-------- Data provided --------

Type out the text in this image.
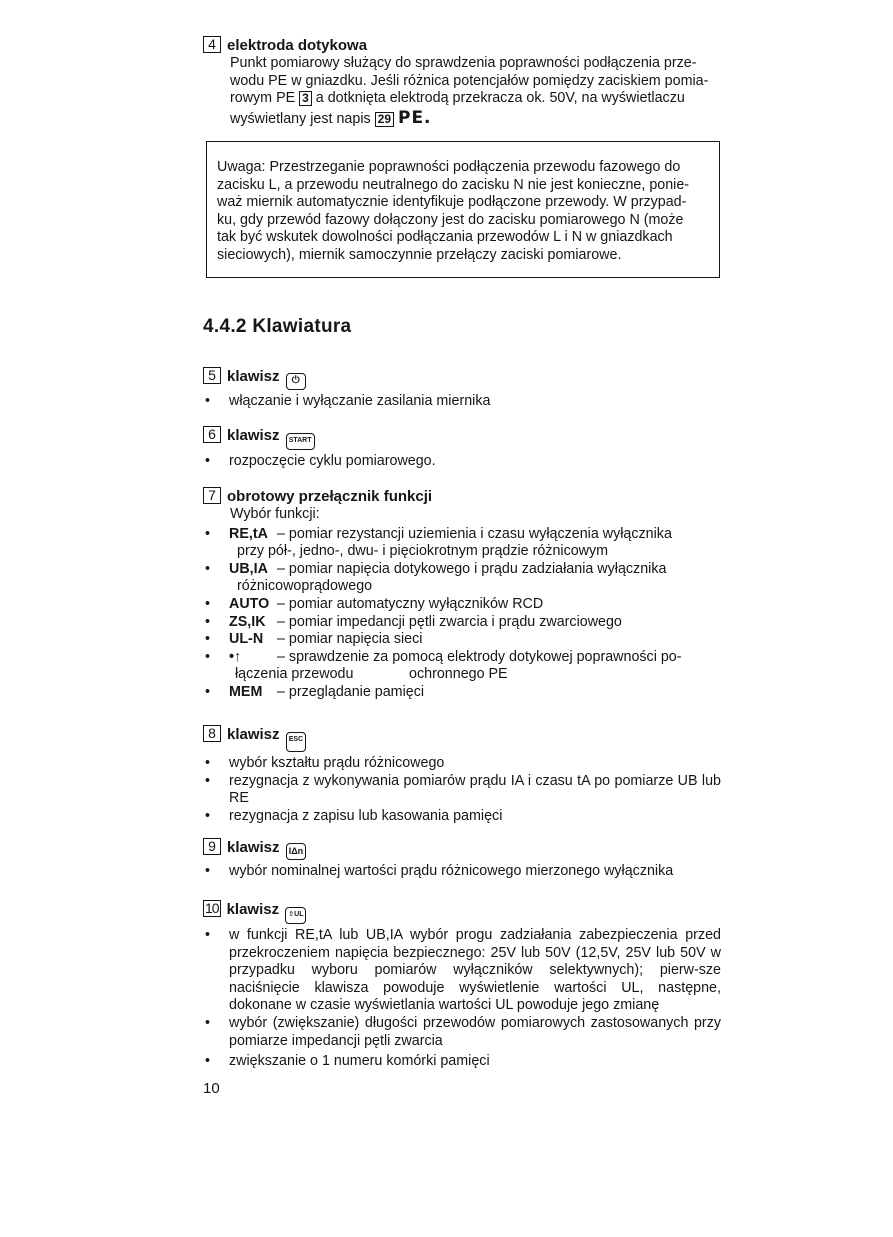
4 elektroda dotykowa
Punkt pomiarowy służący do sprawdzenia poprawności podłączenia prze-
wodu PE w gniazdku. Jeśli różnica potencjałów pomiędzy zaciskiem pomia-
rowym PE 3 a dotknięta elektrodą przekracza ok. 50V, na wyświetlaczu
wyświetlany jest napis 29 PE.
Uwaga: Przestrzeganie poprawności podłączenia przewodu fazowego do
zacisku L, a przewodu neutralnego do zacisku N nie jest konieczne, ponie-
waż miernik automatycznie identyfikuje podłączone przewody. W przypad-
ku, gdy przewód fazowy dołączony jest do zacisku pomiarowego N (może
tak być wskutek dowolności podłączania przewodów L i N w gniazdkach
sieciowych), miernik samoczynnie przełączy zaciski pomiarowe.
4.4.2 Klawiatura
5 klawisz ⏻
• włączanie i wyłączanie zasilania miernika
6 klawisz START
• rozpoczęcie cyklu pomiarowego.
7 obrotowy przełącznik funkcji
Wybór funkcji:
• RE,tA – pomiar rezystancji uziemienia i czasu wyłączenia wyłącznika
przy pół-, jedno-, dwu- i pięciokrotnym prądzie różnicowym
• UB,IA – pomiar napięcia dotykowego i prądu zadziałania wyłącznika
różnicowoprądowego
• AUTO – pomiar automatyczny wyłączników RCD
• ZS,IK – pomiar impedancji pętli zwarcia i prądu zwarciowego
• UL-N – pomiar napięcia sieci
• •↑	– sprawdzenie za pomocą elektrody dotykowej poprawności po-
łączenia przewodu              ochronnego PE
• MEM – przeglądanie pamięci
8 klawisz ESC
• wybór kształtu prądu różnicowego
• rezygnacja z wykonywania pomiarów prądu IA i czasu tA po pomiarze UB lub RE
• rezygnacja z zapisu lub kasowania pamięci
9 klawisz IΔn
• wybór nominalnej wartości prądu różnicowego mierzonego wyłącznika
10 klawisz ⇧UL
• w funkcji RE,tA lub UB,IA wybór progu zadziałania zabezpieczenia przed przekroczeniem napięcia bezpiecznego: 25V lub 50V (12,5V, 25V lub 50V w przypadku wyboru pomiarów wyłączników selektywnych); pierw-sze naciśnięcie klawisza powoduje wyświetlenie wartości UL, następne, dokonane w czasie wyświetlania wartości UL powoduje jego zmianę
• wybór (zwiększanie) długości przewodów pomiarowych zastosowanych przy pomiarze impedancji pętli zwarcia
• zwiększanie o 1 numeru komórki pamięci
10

--------
-------- Data provided --------

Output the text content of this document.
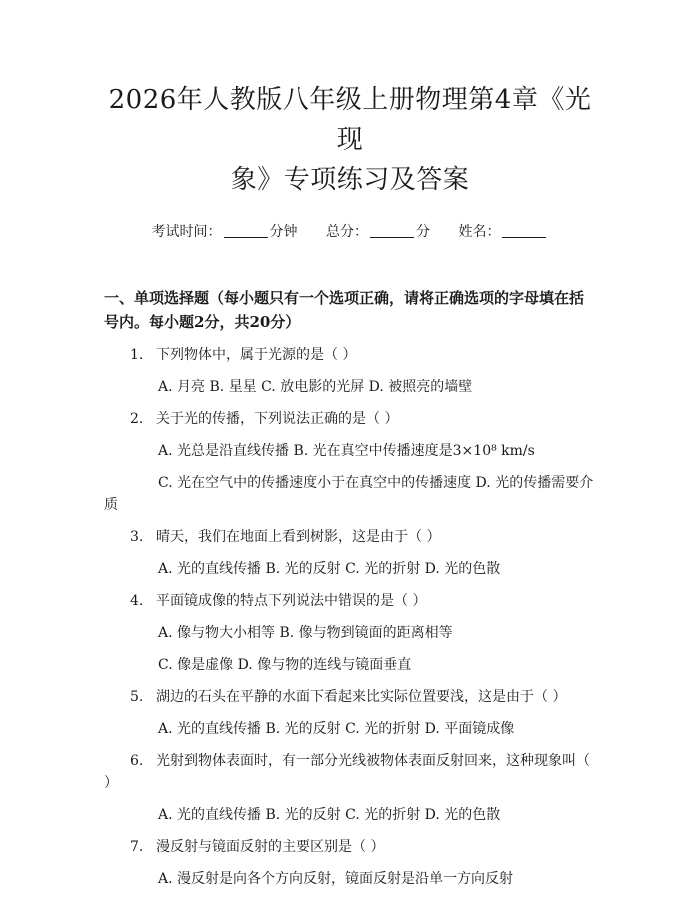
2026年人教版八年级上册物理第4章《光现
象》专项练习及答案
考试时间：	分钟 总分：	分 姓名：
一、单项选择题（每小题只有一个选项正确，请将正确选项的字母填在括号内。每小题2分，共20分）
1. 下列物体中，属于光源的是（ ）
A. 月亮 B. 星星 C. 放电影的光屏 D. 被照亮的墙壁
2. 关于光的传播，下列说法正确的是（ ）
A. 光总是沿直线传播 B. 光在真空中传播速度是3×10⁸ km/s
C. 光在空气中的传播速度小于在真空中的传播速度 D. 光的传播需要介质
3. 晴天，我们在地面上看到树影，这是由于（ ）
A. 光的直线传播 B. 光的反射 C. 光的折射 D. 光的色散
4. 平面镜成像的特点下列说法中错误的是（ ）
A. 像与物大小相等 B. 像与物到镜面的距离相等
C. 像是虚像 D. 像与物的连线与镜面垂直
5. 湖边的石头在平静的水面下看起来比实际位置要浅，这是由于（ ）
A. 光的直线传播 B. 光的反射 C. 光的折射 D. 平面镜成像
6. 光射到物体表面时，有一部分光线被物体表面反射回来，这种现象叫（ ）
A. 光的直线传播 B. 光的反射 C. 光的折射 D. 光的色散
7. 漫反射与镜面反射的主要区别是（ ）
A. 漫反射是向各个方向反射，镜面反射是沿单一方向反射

--------

Objective: Copy out every line from the data above that has "pamięci" in it.

Response to the task:
• MEM – przeglądanie pamięci
• rezygnacja z zapisu lub kasowania pamięci
• zwiększanie o 1 numeru komórki pamięci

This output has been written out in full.